> [Goal]: Repeat each entry in full, exactly.

[Data entries]
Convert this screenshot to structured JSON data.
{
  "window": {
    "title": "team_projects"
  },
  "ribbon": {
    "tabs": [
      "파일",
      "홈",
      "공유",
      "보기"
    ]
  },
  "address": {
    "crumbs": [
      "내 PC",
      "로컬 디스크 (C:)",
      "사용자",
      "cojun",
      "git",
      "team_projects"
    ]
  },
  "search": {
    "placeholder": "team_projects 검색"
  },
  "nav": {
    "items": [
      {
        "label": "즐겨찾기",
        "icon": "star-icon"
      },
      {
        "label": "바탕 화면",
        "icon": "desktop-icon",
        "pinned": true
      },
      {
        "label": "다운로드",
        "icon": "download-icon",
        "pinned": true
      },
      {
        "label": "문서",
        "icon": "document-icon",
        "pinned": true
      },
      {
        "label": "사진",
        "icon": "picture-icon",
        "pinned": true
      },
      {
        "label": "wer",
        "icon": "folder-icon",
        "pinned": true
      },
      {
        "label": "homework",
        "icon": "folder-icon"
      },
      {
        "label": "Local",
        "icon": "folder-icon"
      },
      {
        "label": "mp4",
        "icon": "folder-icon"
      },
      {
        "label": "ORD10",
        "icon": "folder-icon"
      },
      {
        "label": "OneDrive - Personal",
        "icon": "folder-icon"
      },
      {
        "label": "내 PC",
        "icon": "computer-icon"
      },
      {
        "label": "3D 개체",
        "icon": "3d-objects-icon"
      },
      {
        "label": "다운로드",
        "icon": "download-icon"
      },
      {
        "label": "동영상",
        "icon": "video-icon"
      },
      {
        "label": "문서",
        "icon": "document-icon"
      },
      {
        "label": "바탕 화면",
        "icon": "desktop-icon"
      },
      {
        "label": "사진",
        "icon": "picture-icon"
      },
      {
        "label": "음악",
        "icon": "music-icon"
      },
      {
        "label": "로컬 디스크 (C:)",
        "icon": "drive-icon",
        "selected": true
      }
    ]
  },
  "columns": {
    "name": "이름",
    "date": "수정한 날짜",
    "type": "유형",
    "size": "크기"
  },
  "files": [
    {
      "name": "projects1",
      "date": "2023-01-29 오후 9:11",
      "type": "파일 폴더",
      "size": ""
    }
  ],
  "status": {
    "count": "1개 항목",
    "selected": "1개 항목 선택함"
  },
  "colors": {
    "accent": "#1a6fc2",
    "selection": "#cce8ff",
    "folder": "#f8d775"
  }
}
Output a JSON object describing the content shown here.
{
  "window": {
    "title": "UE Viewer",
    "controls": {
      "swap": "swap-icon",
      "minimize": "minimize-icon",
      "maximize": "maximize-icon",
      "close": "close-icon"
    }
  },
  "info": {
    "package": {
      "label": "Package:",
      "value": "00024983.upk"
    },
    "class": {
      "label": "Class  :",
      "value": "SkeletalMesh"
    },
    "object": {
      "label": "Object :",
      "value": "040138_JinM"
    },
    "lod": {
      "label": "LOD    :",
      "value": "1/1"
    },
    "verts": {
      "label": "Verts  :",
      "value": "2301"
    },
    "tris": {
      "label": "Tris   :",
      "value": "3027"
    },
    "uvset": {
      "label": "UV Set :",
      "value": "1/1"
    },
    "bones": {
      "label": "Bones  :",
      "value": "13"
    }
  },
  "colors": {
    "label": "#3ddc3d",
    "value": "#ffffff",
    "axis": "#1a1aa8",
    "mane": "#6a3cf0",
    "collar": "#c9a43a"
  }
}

> [Answer for the task]:
Convert this screenshot to structured JSON data.
{
  "window": {
    "title": "team_projects"
  },
  "ribbon": {
    "tabs": [
      "파일",
      "홈",
      "공유",
      "보기"
    ]
  },
  "address": {
    "crumbs": [
      "내 PC",
      "로컬 디스크 (C:)",
      "사용자",
      "cojun",
      "git",
      "team_projects"
    ]
  },
  "search": {
    "placeholder": "team_projects 검색"
  },
  "nav": {
    "items": [
      {
        "label": "즐겨찾기",
        "icon": "star-icon"
      },
      {
        "label": "바탕 화면",
        "icon": "desktop-icon",
        "pinned": true
      },
      {
        "label": "다운로드",
        "icon": "download-icon",
        "pinned": true
      },
      {
        "label": "문서",
        "icon": "document-icon",
        "pinned": true
      },
      {
        "label": "사진",
        "icon": "picture-icon",
        "pinned": true
      },
      {
        "label": "wer",
        "icon": "folder-icon",
        "pinned": true
      },
      {
        "label": "homework",
        "icon": "folder-icon"
      },
      {
        "label": "Local",
        "icon": "folder-icon"
      },
      {
        "label": "mp4",
        "icon": "folder-icon"
      },
      {
        "label": "ORD10",
        "icon": "folder-icon"
      },
      {
        "label": "OneDrive - Personal",
        "icon": "folder-icon"
      },
      {
        "label": "내 PC",
        "icon": "computer-icon"
      },
      {
        "label": "3D 개체",
        "icon": "3d-objects-icon"
      },
      {
        "label": "다운로드",
        "icon": "download-icon"
      },
      {
        "label": "동영상",
        "icon": "video-icon"
      },
      {
        "label": "문서",
        "icon": "document-icon"
      },
      {
        "label": "바탕 화면",
        "icon": "desktop-icon"
      },
      {
        "label": "사진",
        "icon": "picture-icon"
      },
      {
        "label": "음악",
        "icon": "music-icon"
      },
      {
        "label": "로컬 디스크 (C:)",
        "icon": "drive-icon",
        "selected": true
      }
    ]
  },
  "columns": {
    "name": "이름",
    "date": "수정한 날짜",
    "type": "유형",
    "size": "크기"
  },
  "files": [
    {
      "name": "projects1",
      "date": "2023-01-29 오후 9:11",
      "type": "파일 폴더",
      "size": ""
    }
  ],
  "status": {
    "count": "1개 항목",
    "selected": "1개 항목 선택함"
  },
  "colors": {
    "accent": "#1a6fc2",
    "selection": "#cce8ff",
    "folder": "#f8d775"
  }
}
Output a JSON object describing the content shown here.
{
  "window": {
    "title": "UE Viewer",
    "controls": {
      "swap": "swap-icon",
      "minimize": "minimize-icon",
      "maximize": "maximize-icon",
      "close": "close-icon"
    }
  },
  "info": {
    "package": {
      "label": "Package:",
      "value": "00024983.upk"
    },
    "class": {
      "label": "Class  :",
      "value": "SkeletalMesh"
    },
    "object": {
      "label": "Object :",
      "value": "040138_JinM"
    },
    "lod": {
      "label": "LOD    :",
      "value": "1/1"
    },
    "verts": {
      "label": "Verts  :",
      "value": "2301"
    },
    "tris": {
      "label": "Tris   :",
      "value": "3027"
    },
    "uvset": {
      "label": "UV Set :",
      "value": "1/1"
    },
    "bones": {
      "label": "Bones  :",
      "value": "13"
    }
  },
  "colors": {
    "label": "#3ddc3d",
    "value": "#ffffff",
    "axis": "#1a1aa8",
    "mane": "#6a3cf0",
    "collar": "#c9a43a"
  }
}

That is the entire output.